(Records)
++++

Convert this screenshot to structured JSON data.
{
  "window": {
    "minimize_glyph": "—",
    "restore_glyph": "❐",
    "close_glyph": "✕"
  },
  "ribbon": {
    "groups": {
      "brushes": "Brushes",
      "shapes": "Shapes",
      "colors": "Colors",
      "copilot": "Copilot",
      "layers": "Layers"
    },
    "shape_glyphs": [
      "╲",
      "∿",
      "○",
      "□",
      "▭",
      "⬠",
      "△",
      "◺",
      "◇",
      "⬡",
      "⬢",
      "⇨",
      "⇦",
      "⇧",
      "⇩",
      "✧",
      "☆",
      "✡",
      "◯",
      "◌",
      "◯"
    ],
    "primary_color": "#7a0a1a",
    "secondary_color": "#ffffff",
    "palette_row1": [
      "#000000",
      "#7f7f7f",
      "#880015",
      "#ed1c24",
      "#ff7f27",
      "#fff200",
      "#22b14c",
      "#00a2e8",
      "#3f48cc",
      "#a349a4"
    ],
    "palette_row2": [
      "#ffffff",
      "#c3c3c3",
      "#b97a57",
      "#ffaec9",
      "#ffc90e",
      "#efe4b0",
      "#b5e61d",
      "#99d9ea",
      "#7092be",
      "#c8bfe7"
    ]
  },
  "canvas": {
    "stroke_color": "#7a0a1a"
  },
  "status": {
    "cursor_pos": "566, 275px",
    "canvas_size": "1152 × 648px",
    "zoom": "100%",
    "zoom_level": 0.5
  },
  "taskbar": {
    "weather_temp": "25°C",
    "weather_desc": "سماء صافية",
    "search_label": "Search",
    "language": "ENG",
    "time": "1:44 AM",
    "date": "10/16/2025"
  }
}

++++

Required work:
Print all of the entries again, exactly as written.

Output below:
Convert this screenshot to structured JSON data.
{
  "window": {
    "minimize_glyph": "—",
    "restore_glyph": "❐",
    "close_glyph": "✕"
  },
  "ribbon": {
    "groups": {
      "brushes": "Brushes",
      "shapes": "Shapes",
      "colors": "Colors",
      "copilot": "Copilot",
      "layers": "Layers"
    },
    "shape_glyphs": [
      "╲",
      "∿",
      "○",
      "□",
      "▭",
      "⬠",
      "△",
      "◺",
      "◇",
      "⬡",
      "⬢",
      "⇨",
      "⇦",
      "⇧",
      "⇩",
      "✧",
      "☆",
      "✡",
      "◯",
      "◌",
      "◯"
    ],
    "primary_color": "#7a0a1a",
    "secondary_color": "#ffffff",
    "palette_row1": [
      "#000000",
      "#7f7f7f",
      "#880015",
      "#ed1c24",
      "#ff7f27",
      "#fff200",
      "#22b14c",
      "#00a2e8",
      "#3f48cc",
      "#a349a4"
    ],
    "palette_row2": [
      "#ffffff",
      "#c3c3c3",
      "#b97a57",
      "#ffaec9",
      "#ffc90e",
      "#efe4b0",
      "#b5e61d",
      "#99d9ea",
      "#7092be",
      "#c8bfe7"
    ]
  },
  "canvas": {
    "stroke_color": "#7a0a1a"
  },
  "status": {
    "cursor_pos": "566, 275px",
    "canvas_size": "1152 × 648px",
    "zoom": "100%",
    "zoom_level": 0.5
  },
  "taskbar": {
    "weather_temp": "25°C",
    "weather_desc": "سماء صافية",
    "search_label": "Search",
    "language": "ENG",
    "time": "1:44 AM",
    "date": "10/16/2025"
  }
}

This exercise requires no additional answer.